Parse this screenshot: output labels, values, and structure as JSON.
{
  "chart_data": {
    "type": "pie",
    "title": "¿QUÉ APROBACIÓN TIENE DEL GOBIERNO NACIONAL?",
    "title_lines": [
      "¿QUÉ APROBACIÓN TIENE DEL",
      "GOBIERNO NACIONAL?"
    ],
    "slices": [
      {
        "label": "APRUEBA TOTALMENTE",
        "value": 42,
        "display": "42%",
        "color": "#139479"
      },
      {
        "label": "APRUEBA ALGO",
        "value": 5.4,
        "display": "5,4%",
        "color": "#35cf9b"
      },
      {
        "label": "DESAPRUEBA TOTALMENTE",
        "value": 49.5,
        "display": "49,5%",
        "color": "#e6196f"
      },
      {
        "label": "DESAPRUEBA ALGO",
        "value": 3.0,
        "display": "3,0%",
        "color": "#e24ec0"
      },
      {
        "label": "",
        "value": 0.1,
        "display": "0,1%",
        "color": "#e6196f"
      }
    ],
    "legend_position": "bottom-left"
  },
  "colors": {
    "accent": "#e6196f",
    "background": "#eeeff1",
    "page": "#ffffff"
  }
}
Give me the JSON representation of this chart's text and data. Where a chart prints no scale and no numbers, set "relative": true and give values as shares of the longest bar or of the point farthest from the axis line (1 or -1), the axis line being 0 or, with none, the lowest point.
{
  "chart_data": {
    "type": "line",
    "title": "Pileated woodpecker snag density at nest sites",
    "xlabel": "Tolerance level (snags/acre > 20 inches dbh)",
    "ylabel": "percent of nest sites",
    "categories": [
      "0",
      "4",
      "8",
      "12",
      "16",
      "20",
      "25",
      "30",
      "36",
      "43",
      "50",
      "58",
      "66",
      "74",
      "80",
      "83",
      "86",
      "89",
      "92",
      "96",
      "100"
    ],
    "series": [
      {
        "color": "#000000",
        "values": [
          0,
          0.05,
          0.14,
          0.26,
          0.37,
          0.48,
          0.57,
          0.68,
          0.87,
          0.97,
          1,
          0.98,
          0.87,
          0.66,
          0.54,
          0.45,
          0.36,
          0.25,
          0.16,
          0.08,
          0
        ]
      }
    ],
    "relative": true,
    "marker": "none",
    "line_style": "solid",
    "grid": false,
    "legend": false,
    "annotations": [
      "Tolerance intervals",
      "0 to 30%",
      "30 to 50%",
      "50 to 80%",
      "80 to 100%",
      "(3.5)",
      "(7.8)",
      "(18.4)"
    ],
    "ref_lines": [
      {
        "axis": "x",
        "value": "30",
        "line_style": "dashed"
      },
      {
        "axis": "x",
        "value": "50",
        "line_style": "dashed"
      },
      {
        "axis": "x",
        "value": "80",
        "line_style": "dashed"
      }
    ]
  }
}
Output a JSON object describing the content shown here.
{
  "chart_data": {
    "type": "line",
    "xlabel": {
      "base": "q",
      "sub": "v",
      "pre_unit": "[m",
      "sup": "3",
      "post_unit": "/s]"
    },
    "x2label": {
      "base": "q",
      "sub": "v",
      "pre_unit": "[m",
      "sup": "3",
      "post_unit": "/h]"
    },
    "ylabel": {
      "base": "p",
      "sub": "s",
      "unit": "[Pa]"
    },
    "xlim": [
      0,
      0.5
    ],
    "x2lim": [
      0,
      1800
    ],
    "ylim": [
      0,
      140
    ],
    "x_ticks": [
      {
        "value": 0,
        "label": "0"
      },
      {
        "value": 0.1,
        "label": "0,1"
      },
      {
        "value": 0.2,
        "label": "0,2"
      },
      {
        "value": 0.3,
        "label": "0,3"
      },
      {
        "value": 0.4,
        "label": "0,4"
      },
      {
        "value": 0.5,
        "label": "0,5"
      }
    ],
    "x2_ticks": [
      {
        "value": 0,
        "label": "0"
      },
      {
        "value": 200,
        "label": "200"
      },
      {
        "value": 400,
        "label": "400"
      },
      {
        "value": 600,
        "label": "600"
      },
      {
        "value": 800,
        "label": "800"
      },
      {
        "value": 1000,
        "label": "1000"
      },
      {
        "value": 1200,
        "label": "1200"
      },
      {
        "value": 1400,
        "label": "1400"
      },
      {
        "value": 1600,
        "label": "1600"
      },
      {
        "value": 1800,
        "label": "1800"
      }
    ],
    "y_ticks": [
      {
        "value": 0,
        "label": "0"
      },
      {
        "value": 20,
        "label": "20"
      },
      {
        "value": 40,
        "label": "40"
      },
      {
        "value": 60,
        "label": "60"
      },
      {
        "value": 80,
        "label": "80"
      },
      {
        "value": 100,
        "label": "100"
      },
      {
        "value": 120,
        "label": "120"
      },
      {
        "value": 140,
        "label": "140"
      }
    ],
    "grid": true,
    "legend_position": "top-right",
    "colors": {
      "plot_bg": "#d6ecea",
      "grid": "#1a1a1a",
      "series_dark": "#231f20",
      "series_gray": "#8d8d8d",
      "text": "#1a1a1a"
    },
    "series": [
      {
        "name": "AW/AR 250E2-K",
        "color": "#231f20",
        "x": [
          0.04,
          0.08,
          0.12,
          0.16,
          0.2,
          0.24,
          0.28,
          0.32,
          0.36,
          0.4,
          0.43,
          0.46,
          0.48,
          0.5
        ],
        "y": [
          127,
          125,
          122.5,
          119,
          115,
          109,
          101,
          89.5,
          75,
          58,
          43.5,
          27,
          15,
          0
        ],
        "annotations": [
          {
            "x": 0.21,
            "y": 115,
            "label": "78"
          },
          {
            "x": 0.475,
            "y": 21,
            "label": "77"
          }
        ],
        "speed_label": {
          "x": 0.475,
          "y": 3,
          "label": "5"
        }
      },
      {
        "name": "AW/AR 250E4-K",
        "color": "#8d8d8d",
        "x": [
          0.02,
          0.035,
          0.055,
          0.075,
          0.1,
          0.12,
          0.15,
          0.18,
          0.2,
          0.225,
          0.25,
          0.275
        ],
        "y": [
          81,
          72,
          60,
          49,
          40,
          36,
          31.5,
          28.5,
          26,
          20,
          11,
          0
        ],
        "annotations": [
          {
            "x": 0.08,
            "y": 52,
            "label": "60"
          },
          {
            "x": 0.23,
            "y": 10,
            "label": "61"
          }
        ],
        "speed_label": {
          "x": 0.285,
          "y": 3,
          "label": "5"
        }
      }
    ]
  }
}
——
- **TASK**: Looking at the records above, work out how many lines include the string "Tolerance". Give the number and nothing else.

- **TASK OUTPUT**: 2